== What the exercise asks ==
Copy every line that mentions the word "color".

Records excerpted from a collection
— begin —
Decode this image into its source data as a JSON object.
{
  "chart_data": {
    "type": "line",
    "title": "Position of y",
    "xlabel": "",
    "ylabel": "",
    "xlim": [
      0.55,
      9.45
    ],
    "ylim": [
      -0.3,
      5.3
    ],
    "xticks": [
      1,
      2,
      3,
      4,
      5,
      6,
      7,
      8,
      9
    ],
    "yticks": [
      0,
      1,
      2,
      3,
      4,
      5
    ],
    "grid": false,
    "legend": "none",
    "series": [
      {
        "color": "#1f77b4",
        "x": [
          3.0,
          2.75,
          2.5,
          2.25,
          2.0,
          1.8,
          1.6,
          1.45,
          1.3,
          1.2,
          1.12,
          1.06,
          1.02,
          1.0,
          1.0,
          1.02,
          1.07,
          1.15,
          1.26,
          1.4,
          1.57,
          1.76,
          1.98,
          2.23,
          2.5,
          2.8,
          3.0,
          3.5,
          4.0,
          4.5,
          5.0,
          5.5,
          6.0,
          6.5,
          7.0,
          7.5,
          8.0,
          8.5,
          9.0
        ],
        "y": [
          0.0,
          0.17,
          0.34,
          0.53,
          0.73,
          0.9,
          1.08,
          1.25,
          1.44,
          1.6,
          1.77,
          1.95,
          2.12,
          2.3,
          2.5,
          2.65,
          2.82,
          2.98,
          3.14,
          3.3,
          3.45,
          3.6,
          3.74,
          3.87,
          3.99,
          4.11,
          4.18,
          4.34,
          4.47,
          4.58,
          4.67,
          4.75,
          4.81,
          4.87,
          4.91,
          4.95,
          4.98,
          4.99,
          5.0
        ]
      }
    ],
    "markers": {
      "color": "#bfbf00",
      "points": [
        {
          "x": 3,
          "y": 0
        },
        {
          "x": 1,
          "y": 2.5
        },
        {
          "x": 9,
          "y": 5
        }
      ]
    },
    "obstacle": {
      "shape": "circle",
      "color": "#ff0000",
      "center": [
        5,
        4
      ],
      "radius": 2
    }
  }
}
— end —
== Full answer ==
        "color": "#1f77b4",
      "color": "#bfbf00",
      "color": "#ff0000",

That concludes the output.